> [To be done] Tally the lines that include the word "walls" and reply with nothing but the total.

> [Records supplied]
- - - - - - -

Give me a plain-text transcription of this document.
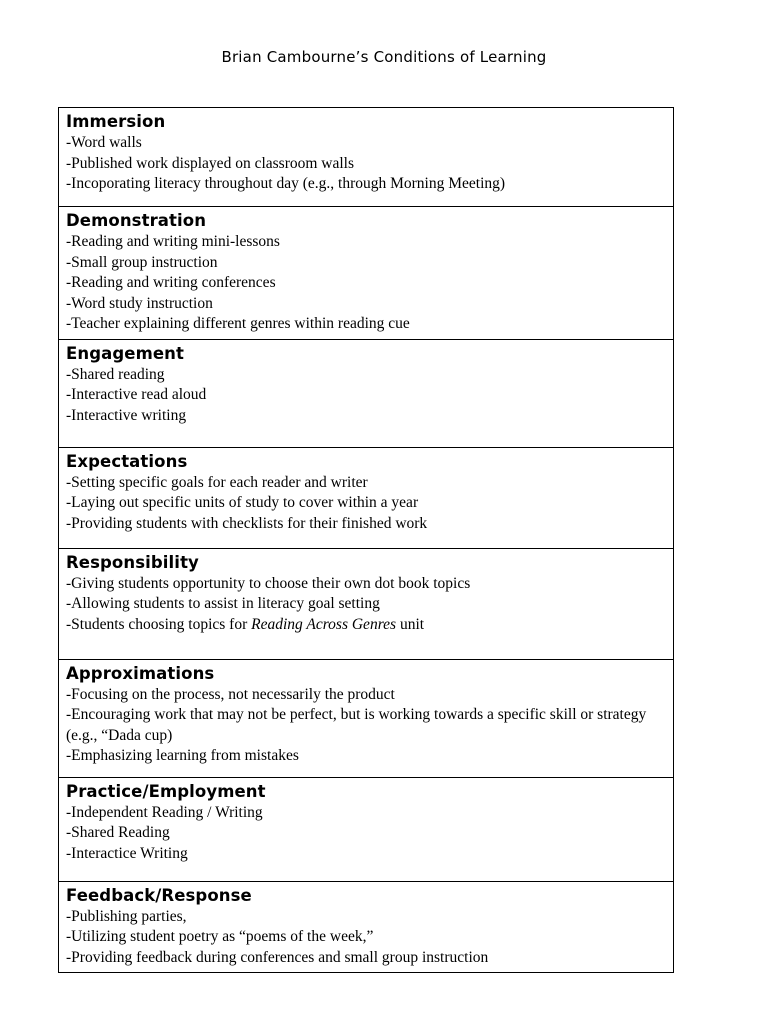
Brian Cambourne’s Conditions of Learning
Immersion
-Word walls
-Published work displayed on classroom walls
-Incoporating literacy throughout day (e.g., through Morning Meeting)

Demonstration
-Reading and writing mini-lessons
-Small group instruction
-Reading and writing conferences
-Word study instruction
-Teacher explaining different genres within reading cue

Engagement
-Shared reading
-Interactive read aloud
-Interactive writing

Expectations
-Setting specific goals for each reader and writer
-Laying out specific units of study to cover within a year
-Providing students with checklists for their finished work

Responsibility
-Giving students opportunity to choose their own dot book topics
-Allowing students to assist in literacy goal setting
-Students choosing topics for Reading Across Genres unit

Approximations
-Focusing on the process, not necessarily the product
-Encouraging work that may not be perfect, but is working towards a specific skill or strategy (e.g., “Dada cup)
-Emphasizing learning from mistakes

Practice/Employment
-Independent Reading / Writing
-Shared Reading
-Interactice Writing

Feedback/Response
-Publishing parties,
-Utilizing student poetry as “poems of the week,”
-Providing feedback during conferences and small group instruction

- - - - - - -

> [Result of the task] 2